* begin SOURCE DATA *

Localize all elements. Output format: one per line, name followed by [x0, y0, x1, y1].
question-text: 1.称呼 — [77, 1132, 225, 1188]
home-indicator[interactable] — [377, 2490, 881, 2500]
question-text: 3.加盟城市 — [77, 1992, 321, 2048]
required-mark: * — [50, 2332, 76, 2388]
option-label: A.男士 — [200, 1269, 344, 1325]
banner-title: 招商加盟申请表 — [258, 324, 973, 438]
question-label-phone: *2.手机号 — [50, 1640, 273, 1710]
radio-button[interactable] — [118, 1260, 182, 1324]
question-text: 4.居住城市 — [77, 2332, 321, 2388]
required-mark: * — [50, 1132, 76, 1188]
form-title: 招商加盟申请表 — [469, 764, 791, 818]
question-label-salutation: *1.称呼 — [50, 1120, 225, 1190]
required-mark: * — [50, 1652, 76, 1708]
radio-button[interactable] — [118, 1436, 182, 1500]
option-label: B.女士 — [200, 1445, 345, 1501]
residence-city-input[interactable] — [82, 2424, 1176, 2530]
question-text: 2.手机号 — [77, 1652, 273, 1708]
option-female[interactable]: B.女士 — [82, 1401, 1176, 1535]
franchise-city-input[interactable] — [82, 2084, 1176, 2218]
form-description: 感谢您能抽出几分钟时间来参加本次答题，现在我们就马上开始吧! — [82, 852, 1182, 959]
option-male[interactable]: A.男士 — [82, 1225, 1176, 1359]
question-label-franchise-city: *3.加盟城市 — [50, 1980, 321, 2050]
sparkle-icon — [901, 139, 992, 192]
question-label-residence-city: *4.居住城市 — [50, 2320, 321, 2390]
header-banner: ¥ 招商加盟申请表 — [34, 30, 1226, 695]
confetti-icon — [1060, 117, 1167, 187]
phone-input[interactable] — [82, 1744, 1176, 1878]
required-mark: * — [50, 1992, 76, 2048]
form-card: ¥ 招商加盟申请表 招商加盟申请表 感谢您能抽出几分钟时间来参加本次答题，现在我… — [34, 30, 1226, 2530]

* end SOURCE DATA *

> **PROBLEM DETAILS**
Reproduce the listing word for word from its first line up to and including the line that contains "residence-city-input[interactable] — [82, 2424, 1176, 2530]".

> **FULL SOLUTION**
Localize all elements. Output format: one per line, name followed by [x0, y0, x1, y1].
question-text: 1.称呼 — [77, 1132, 225, 1188]
home-indicator[interactable] — [377, 2490, 881, 2500]
question-text: 3.加盟城市 — [77, 1992, 321, 2048]
required-mark: * — [50, 2332, 76, 2388]
option-label: A.男士 — [200, 1269, 344, 1325]
banner-title: 招商加盟申请表 — [258, 324, 973, 438]
question-label-phone: *2.手机号 — [50, 1640, 273, 1710]
radio-button[interactable] — [118, 1260, 182, 1324]
question-text: 4.居住城市 — [77, 2332, 321, 2388]
required-mark: * — [50, 1132, 76, 1188]
form-title: 招商加盟申请表 — [469, 764, 791, 818]
question-label-salutation: *1.称呼 — [50, 1120, 225, 1190]
required-mark: * — [50, 1652, 76, 1708]
radio-button[interactable] — [118, 1436, 182, 1500]
option-label: B.女士 — [200, 1445, 345, 1501]
residence-city-input[interactable] — [82, 2424, 1176, 2530]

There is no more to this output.